» BRIEF:
Read through the records below and copy each line that uses the word "nerf".

» RECORDS FOR THE TASK:
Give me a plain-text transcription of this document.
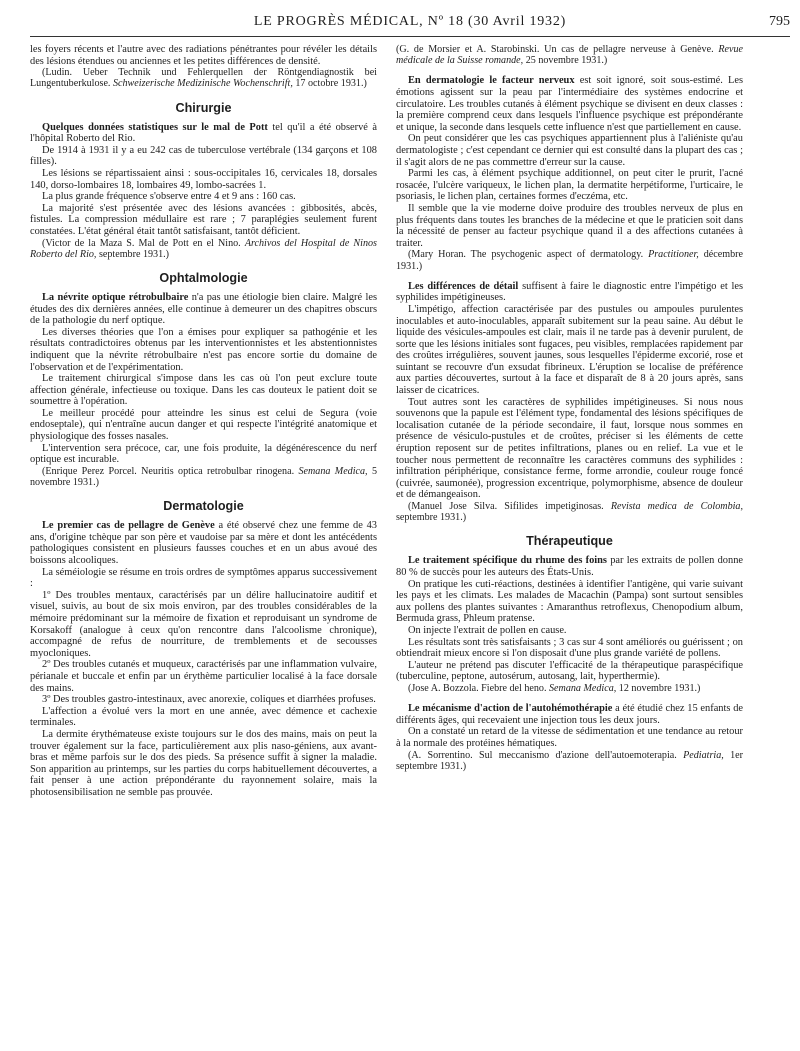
LE PROGRÈS MÉDICAL, Nº 18 (30 Avril 1932)	795

les foyers récents et l'autre avec des radiations pénétrantes pour révéler les détails des lésions étendues ou anciennes et les petites différences de densité.

(Ludin. Ueber Technik und Fehlerquellen der Röntgendiagnostik bei Lungentuberkulose. Schweizerische Medizinische Wochenschrift, 17 octobre 1931.)

Chirurgie

Quelques données statistiques sur le mal de Pott tel qu'il a été observé à l'hôpital Roberto del Rio.

De 1914 à 1931 il y a eu 242 cas de tuberculose vertébrale (134 garçons et 108 filles).

Les lésions se répartissaient ainsi : sous-occipitales 16, cervicales 18, dorsales 140, dorso-lombaires 18, lombaires 49, lombo-sacrées 1.

La plus grande fréquence s'observe entre 4 et 9 ans : 160 cas.

La majorité s'est présentée avec des lésions avancées : gibbosités, abcès, fistules. La compression médullaire est rare ; 7 paraplégies seulement furent constatées. L'état général était tantôt satisfaisant, tantôt déficient.

(Victor de la Maza S. Mal de Pott en el Nino. Archivos del Hospital de Ninos Roberto del Rio, septembre 1931.)

Ophtalmologie

La névrite optique rétrobulbaire n'a pas une étiologie bien claire. Malgré les études des dix dernières années, elle continue à demeurer un des chapitres obscurs de la pathologie du nerf optique.

Les diverses théories que l'on a émises pour expliquer sa pathogénie et les résultats contradictoires obtenus par les interventionnistes et les abstentionnistes indiquent que la névrite rétrobulbaire n'est pas encore sortie du domaine de l'observation et de l'expérimentation.

Le traitement chirurgical s'impose dans les cas où l'on peut exclure toute affection générale, infectieuse ou toxique. Dans les cas douteux le patient doit se soumettre à l'opération.

Le meilleur procédé pour atteindre les sinus est celui de Segura (voie endoseptale), qui n'entraîne aucun danger et qui respecte l'intégrité anatomique et physiologique des fosses nasales.

L'intervention sera précoce, car, une fois produite, la dégénérescence du nerf optique est incurable.

(Enrique Perez Porcel. Neuritis optica retrobulbar rinogena. Semana Medica, 5 novembre 1931.)

Dermatologie

Le premier cas de pellagre de Genève a été observé chez une femme de 43 ans, d'origine tchèque par son père et vaudoise par sa mère et dont les antécédents pathologiques consistent en plusieurs fausses couches et en un abus avoué des boissons alcooliques.

La séméiologie se résume en trois ordres de symptômes apparus successivement :

1º Des troubles mentaux, caractérisés par un délire hallucinatoire auditif et visuel, suivis, au bout de six mois environ, par des troubles considérables de la mémoire prédominant sur la mémoire de fixation et reproduisant un syndrome de Korsakoff (analogue à ceux qu'on rencontre dans l'alcoolisme chronique), accompagné de refus de nourriture, de tremblements et de secousses myocloniques.

2º Des troubles cutanés et muqueux, caractérisés par une inflammation vulvaire, périanale et buccale et enfin par un érythème particulier localisé à la face dorsale des mains.

3º Des troubles gastro-intestinaux, avec anorexie, coliques et diarrhées profuses.

L'affection a évolué vers la mort en une année, avec démence et cachexie terminales.

La dermite érythémateuse existe toujours sur le dos des mains, mais on peut la trouver également sur la face, particulièrement aux plis naso-géniens, aux avant-bras et même parfois sur le dos des pieds. Sa présence suffit à signer la maladie. Son apparition au printemps, sur les parties du corps habituellement découvertes, a fait penser à une action prépondérante du rayonnement solaire, mais la photosensibilisation ne semble pas prouvée.

(G. de Morsier et A. Starobinski. Un cas de pellagre nerveuse à Genève. Revue médicale de la Suisse romande, 25 novembre 1931.)

En dermatologie le facteur nerveux est soit ignoré, soit sous-estimé. Les émotions agissent sur la peau par l'intermédiaire des systèmes endocrine et circulatoire. Les troubles cutanés à élément psychique se divisent en deux classes : la première comprend ceux dans lesquels l'influence psychique est prépondérante et unique, la seconde dans lesquels cette influence n'est que partiellement en cause.

On peut considérer que les cas psychiques appartiennent plus à l'aliéniste qu'au dermatologiste ; c'est cependant ce dernier qui est consulté dans la plupart des cas ; il s'agit alors de ne pas commettre d'erreur sur la cause.

Parmi les cas, à élément psychique additionnel, on peut citer le prurit, l'acné rosacée, l'ulcère variqueux, le lichen plan, la dermatite herpétiforme, l'urticaire, le psoriasis, le lichen plan, certaines formes d'eczéma, etc.

Il semble que la vie moderne doive produire des troubles nerveux de plus en plus fréquents dans toutes les branches de la médecine et que le praticien soit dans la nécessité de penser au facteur psychique quand il a des affections cutanées à traiter.

(Mary Horan. The psychogenic aspect of dermatology. Practitioner, décembre 1931.)

Les différences de détail suffisent à faire le diagnostic entre l'impétigo et les syphilides impétigineuses.

L'impétigo, affection caractérisée par des pustules ou ampoules purulentes inoculables et auto-inoculables, apparaît subitement sur la peau saine. Au début le liquide des vésicules-ampoules est clair, mais il ne tarde pas à devenir purulent, de sorte que les lésions initiales sont fugaces, peu visibles, remplacées rapidement par des croûtes irrégulières, souvent jaunes, sous lesquelles l'épiderme excorié, rose et suintant se recouvre d'un exsudat fibrineux. L'éruption se localise de préférence aux parties découvertes, surtout à la face et disparaît de 8 à 20 jours après, sans laisser de cicatrices.

Tout autres sont les caractères de syphilides impétigineuses. Si nous nous souvenons que la papule est l'élément type, fondamental des lésions spécifiques de localisation cutanée de la période secondaire, il faut, lorsque nous sommes en présence de vésiculo-pustules et de croûtes, préciser si les éléments de cette éruption reposent sur de petites infiltrations, planes ou en relief. La vue et le toucher nous permettent de reconnaître les caractères communs des syphilides : infiltration périphérique, consistance ferme, forme arrondie, couleur rouge foncé (cuivrée, saumonée), progression excentrique, polymorphisme, absence de douleur et de démangeaison.

(Manuel Jose Silva. Sifilides impetiginosas. Revista medica de Colombia, septembre 1931.)

Thérapeutique

Le traitement spécifique du rhume des foins par les extraits de pollen donne 80 % de succès pour les auteurs des États-Unis.

On pratique les cuti-réactions, destinées à identifier l'antigène, qui varie suivant les pays et les climats. Les malades de Macachin (Pampa) sont surtout sensibles aux pollens des plantes suivantes : Amaranthus retroflexus, Chenopodium album, Bermuda grass, Phleum pratense.

On injecte l'extrait de pollen en cause.

Les résultats sont très satisfaisants ; 3 cas sur 4 sont améliorés ou guérissent ; on obtiendrait mieux encore si l'on disposait d'une plus grande variété de pollens.

L'auteur ne prétend pas discuter l'efficacité de la thérapeutique paraspécifique (tuberculine, peptone, autosérum, autosang, lait, hyperthermie).

(Jose A. Bozzola. Fiebre del heno. Semana Medica, 12 novembre 1931.)

Le mécanisme d'action de l'autohémothérapie a été étudié chez 15 enfants de différents âges, qui recevaient une injection tous les deux jours.

On a constaté un retard de la vitesse de sédimentation et une tendance au retour à la normale des protéines hématiques.

(A. Sorrentino. Sul meccanismo d'azione dell'autoemoterapia. Pediatria, 1er septembre 1931.)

» FULL OUTPUT:
La névrite optique rétrobulbaire n'a pas une étiologie bien claire. Malgré les études des dix dernières années, elle continue à demeurer un des chapitres obscurs de la pathologie du nerf optique.
L'intervention sera précoce, car, une fois produite, la dégénérescence du nerf optique est incurable.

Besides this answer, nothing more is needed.